* _Stored records_
▽
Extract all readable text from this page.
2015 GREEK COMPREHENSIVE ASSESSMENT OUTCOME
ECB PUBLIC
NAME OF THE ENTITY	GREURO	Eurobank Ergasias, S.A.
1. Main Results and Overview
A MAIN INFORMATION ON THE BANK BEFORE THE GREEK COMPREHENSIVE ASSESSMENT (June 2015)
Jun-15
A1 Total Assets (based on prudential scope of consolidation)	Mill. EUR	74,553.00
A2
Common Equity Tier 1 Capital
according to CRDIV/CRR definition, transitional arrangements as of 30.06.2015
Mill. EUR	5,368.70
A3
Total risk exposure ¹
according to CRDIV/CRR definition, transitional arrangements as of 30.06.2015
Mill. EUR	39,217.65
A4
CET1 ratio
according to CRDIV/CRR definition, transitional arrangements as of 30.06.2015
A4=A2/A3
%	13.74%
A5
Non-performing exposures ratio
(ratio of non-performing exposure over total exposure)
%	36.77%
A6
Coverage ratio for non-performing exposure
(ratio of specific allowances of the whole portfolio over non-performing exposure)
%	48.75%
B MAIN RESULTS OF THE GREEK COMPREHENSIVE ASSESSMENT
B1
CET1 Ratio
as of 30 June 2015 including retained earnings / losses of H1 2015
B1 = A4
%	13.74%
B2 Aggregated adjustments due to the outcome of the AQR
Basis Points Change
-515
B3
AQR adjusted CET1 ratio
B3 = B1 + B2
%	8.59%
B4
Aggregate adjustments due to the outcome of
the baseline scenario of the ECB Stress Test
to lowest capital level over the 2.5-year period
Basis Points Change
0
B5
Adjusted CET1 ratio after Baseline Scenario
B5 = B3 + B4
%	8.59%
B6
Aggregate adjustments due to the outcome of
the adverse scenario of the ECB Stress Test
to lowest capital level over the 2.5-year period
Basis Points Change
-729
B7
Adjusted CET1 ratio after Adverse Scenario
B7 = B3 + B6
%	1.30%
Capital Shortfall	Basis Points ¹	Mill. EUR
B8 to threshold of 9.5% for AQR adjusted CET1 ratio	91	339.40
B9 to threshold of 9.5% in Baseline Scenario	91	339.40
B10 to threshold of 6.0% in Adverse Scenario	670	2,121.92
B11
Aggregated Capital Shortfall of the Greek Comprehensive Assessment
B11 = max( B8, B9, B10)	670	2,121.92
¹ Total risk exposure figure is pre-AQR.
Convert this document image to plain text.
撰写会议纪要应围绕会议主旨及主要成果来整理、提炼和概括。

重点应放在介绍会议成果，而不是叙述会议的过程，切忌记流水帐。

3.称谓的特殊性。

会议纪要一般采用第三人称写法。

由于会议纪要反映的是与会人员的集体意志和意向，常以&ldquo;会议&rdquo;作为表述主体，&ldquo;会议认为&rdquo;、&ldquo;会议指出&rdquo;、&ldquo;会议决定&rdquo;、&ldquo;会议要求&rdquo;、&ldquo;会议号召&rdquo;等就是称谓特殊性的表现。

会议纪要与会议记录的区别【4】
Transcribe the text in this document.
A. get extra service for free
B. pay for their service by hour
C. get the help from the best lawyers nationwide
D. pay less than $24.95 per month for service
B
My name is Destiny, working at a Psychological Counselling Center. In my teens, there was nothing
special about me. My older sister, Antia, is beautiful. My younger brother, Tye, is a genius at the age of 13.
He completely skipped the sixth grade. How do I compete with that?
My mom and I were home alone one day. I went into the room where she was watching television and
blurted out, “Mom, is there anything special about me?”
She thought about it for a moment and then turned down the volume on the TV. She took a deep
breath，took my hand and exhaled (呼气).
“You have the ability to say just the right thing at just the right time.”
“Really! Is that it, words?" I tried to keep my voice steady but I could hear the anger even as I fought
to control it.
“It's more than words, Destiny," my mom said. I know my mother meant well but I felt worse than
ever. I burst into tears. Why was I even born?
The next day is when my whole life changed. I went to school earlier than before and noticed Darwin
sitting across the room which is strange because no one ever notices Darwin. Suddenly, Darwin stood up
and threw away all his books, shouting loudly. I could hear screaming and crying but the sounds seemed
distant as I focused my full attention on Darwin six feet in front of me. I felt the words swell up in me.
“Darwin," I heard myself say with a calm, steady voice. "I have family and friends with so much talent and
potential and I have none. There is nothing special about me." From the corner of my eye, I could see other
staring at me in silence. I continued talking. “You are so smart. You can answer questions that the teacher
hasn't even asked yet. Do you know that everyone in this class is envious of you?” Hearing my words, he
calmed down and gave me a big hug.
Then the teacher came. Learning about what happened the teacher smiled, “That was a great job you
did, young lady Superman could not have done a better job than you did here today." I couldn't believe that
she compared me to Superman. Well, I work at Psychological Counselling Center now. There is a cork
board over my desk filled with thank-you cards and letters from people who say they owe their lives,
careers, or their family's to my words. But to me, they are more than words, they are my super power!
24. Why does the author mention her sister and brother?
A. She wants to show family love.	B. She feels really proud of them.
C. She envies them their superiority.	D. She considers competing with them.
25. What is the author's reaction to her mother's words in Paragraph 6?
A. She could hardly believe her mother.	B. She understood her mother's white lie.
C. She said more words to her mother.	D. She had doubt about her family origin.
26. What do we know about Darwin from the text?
△
* _Given task_
Return the lines above exactly, keeping every word.

* _Solution_
Extract all readable text from this page.
2015 GREEK COMPREHENSIVE ASSESSMENT OUTCOME
ECB PUBLIC
NAME OF THE ENTITY	GREURO	Eurobank Ergasias, S.A.
1. Main Results and Overview
A MAIN INFORMATION ON THE BANK BEFORE THE GREEK COMPREHENSIVE ASSESSMENT (June 2015)
Jun-15
A1 Total Assets (based on prudential scope of consolidation)	Mill. EUR	74,553.00
A2
Common Equity Tier 1 Capital
according to CRDIV/CRR definition, transitional arrangements as of 30.06.2015
Mill. EUR	5,368.70
A3
Total risk exposure ¹
according to CRDIV/CRR definition, transitional arrangements as of 30.06.2015
Mill. EUR	39,217.65
A4
CET1 ratio
according to CRDIV/CRR definition, transitional arrangements as of 30.06.2015
A4=A2/A3
%	13.74%
A5
Non-performing exposures ratio
(ratio of non-performing exposure over total exposure)
%	36.77%
A6
Coverage ratio for non-performing exposure
(ratio of specific allowances of the whole portfolio over non-performing exposure)
%	48.75%
B MAIN RESULTS OF THE GREEK COMPREHENSIVE ASSESSMENT
B1
CET1 Ratio
as of 30 June 2015 including retained earnings / losses of H1 2015
B1 = A4
%	13.74%
B2 Aggregated adjustments due to the outcome of the AQR
Basis Points Change
-515
B3
AQR adjusted CET1 ratio
B3 = B1 + B2
%	8.59%
B4
Aggregate adjustments due to the outcome of
the baseline scenario of the ECB Stress Test
to lowest capital level over the 2.5-year period
Basis Points Change
0
B5
Adjusted CET1 ratio after Baseline Scenario
B5 = B3 + B4
%	8.59%
B6
Aggregate adjustments due to the outcome of
the adverse scenario of the ECB Stress Test
to lowest capital level over the 2.5-year period
Basis Points Change
-729
B7
Adjusted CET1 ratio after Adverse Scenario
B7 = B3 + B6
%	1.30%
Capital Shortfall	Basis Points ¹	Mill. EUR
B8 to threshold of 9.5% for AQR adjusted CET1 ratio	91	339.40
B9 to threshold of 9.5% in Baseline Scenario	91	339.40
B10 to threshold of 6.0% in Adverse Scenario	670	2,121.92
B11
Aggregated Capital Shortfall of the Greek Comprehensive Assessment
B11 = max( B8, B9, B10)	670	2,121.92
¹ Total risk exposure figure is pre-AQR.
Convert this document image to plain text.
撰写会议纪要应围绕会议主旨及主要成果来整理、提炼和概括。

重点应放在介绍会议成果，而不是叙述会议的过程，切忌记流水帐。

3.称谓的特殊性。

会议纪要一般采用第三人称写法。

由于会议纪要反映的是与会人员的集体意志和意向，常以&ldquo;会议&rdquo;作为表述主体，&ldquo;会议认为&rdquo;、&ldquo;会议指出&rdquo;、&ldquo;会议决定&rdquo;、&ldquo;会议要求&rdquo;、&ldquo;会议号召&rdquo;等就是称谓特殊性的表现。

会议纪要与会议记录的区别【4】
Transcribe the text in this document.
A. get extra service for free
B. pay for their service by hour
C. get the help from the best lawyers nationwide
D. pay less than $24.95 per month for service
B
My name is Destiny, working at a Psychological Counselling Center. In my teens, there was nothing
special about me. My older sister, Antia, is beautiful. My younger brother, Tye, is a genius at the age of 13.
He completely skipped the sixth grade. How do I compete with that?
My mom and I were home alone one day. I went into the room where she was watching television and
blurted out, “Mom, is there anything special about me?”
She thought about it for a moment and then turned down the volume on the TV. She took a deep
breath，took my hand and exhaled (呼气).
“You have the ability to say just the right thing at just the right time.”
“Really! Is that it, words?" I tried to keep my voice steady but I could hear the anger even as I fought
to control it.
“It's more than words, Destiny," my mom said. I know my mother meant well but I felt worse than
ever. I burst into tears. Why was I even born?
The next day is when my whole life changed. I went to school earlier than before and noticed Darwin
sitting across the room which is strange because no one ever notices Darwin. Suddenly, Darwin stood up
and threw away all his books, shouting loudly. I could hear screaming and crying but the sounds seemed
distant as I focused my full attention on Darwin six feet in front of me. I felt the words swell up in me.
“Darwin," I heard myself say with a calm, steady voice. "I have family and friends with so much talent and
potential and I have none. There is nothing special about me." From the corner of my eye, I could see other
staring at me in silence. I continued talking. “You are so smart. You can answer questions that the teacher
hasn't even asked yet. Do you know that everyone in this class is envious of you?” Hearing my words, he
calmed down and gave me a big hug.
Then the teacher came. Learning about what happened the teacher smiled, “That was a great job you
did, young lady Superman could not have done a better job than you did here today." I couldn't believe that
she compared me to Superman. Well, I work at Psychological Counselling Center now. There is a cork
board over my desk filled with thank-you cards and letters from people who say they owe their lives,
careers, or their family's to my words. But to me, they are more than words, they are my super power!
24. Why does the author mention her sister and brother?
A. She wants to show family love.	B. She feels really proud of them.
C. She envies them their superiority.	D. She considers competing with them.
25. What is the author's reaction to her mother's words in Paragraph 6?
A. She could hardly believe her mother.	B. She understood her mother's white lie.
C. She said more words to her mother.	D. She had doubt about her family origin.
26. What do we know about Darwin from the text?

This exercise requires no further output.